%%
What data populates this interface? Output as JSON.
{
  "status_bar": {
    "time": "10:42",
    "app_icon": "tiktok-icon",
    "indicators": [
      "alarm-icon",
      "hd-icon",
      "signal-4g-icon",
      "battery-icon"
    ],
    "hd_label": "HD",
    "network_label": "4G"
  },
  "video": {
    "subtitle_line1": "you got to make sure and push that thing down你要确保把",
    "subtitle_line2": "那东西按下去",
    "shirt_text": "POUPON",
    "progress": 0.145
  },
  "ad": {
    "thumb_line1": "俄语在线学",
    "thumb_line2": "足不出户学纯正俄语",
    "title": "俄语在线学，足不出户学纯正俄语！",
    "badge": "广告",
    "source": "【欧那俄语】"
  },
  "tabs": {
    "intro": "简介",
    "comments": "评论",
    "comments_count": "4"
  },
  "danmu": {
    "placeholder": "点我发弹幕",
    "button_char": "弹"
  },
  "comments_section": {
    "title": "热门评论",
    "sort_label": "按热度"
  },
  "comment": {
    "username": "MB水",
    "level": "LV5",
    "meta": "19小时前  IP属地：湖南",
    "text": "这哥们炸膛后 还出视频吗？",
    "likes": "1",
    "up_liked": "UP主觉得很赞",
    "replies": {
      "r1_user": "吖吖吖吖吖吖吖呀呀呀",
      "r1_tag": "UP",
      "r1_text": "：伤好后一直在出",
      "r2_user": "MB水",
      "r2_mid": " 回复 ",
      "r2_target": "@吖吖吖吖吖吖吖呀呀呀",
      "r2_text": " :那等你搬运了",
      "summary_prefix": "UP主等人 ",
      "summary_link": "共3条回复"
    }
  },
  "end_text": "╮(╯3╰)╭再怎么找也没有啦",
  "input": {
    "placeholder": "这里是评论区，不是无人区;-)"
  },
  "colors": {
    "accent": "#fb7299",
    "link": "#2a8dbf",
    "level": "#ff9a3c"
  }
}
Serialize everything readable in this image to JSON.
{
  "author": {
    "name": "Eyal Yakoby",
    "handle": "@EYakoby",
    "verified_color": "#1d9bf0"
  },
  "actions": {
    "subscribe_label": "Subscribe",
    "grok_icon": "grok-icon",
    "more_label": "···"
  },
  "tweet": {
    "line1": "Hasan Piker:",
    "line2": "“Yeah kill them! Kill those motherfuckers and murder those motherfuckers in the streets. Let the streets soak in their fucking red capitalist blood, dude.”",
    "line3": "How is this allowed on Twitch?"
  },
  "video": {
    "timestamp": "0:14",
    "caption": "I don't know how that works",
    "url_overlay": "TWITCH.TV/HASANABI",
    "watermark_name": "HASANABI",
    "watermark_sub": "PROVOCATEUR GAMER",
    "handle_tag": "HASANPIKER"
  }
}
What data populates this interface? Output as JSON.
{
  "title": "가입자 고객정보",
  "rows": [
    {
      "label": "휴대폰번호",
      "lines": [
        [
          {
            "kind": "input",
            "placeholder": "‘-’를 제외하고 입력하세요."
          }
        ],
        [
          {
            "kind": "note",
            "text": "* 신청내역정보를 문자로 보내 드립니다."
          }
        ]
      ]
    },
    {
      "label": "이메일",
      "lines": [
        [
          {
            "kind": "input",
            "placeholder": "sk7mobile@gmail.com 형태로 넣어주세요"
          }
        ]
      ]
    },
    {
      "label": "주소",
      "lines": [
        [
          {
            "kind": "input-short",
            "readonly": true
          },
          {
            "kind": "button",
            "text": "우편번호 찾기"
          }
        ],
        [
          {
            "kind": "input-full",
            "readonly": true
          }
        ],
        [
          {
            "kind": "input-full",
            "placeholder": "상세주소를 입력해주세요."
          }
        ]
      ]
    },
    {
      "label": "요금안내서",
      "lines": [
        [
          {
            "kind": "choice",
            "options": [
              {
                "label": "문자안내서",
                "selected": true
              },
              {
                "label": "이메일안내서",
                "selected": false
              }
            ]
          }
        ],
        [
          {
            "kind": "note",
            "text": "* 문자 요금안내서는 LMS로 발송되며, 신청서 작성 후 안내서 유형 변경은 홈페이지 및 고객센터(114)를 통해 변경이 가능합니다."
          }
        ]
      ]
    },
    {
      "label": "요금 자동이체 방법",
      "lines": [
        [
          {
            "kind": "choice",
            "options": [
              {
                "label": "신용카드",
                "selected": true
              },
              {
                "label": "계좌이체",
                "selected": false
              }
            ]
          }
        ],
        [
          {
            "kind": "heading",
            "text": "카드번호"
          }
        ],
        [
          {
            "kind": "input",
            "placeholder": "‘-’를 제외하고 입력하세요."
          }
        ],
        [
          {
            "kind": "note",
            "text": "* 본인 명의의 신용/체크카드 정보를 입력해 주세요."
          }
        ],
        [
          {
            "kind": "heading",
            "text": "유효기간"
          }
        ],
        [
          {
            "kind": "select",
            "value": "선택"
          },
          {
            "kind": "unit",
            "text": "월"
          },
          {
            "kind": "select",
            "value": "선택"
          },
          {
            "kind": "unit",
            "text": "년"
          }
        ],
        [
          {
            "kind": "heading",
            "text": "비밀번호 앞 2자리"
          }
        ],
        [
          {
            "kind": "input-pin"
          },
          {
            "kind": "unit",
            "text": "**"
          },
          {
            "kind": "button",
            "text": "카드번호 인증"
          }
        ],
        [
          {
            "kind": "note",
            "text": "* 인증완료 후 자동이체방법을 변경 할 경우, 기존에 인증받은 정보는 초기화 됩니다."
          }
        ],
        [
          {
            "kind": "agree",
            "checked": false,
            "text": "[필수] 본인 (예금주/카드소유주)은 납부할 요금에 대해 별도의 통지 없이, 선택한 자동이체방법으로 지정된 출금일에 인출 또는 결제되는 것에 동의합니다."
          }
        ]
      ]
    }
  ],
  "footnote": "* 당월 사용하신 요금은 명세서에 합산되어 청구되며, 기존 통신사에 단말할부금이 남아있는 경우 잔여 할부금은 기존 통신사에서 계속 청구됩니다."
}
%%
• _To do_: Go through the records and copy each line with "足不出户学纯正俄语" in it.

• _Task output_:
    "thumb_line2": "足不出户学纯正俄语",
    "title": "俄语在线学，足不出户学纯正俄语！",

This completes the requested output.